Dataset items:
★ ★ ★ ★ ★ ★ ★
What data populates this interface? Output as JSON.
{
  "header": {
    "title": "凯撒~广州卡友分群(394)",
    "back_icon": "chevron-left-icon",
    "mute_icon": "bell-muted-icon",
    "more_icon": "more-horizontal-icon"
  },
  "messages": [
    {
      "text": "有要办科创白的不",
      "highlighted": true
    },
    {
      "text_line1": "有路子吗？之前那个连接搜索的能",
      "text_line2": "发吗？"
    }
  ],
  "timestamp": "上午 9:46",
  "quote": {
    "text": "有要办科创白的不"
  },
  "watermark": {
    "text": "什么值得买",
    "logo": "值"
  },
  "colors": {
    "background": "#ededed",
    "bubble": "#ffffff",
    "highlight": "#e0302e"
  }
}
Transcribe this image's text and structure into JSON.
★ ★ ★ ★ ★ ★ ★
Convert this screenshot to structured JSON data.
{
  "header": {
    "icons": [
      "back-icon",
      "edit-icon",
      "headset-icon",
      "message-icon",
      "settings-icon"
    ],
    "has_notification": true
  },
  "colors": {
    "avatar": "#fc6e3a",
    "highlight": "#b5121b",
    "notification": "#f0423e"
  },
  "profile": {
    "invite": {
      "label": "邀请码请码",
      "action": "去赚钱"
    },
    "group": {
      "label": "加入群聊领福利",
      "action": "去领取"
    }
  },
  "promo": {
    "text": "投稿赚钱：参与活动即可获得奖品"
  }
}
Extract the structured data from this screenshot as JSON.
★ ★ ★ ★ ★ ★ ★
- [Your task]: Your task is to retype the entries verbatim, starting with the line that holds "What data populates" and stopping after the line that holds "Transcribe this image's".

- [The output]:
What data populates this interface? Output as JSON.
{
  "header": {
    "title": "凯撒~广州卡友分群(394)",
    "back_icon": "chevron-left-icon",
    "mute_icon": "bell-muted-icon",
    "more_icon": "more-horizontal-icon"
  },
  "messages": [
    {
      "text": "有要办科创白的不",
      "highlighted": true
    },
    {
      "text_line1": "有路子吗？之前那个连接搜索的能",
      "text_line2": "发吗？"
    }
  ],
  "timestamp": "上午 9:46",
  "quote": {
    "text": "有要办科创白的不"
  },
  "watermark": {
    "text": "什么值得买",
    "logo": "值"
  },
  "colors": {
    "background": "#ededed",
    "bubble": "#ffffff",
    "highlight": "#e0302e"
  }
}
Transcribe this image's text and structure into JSON.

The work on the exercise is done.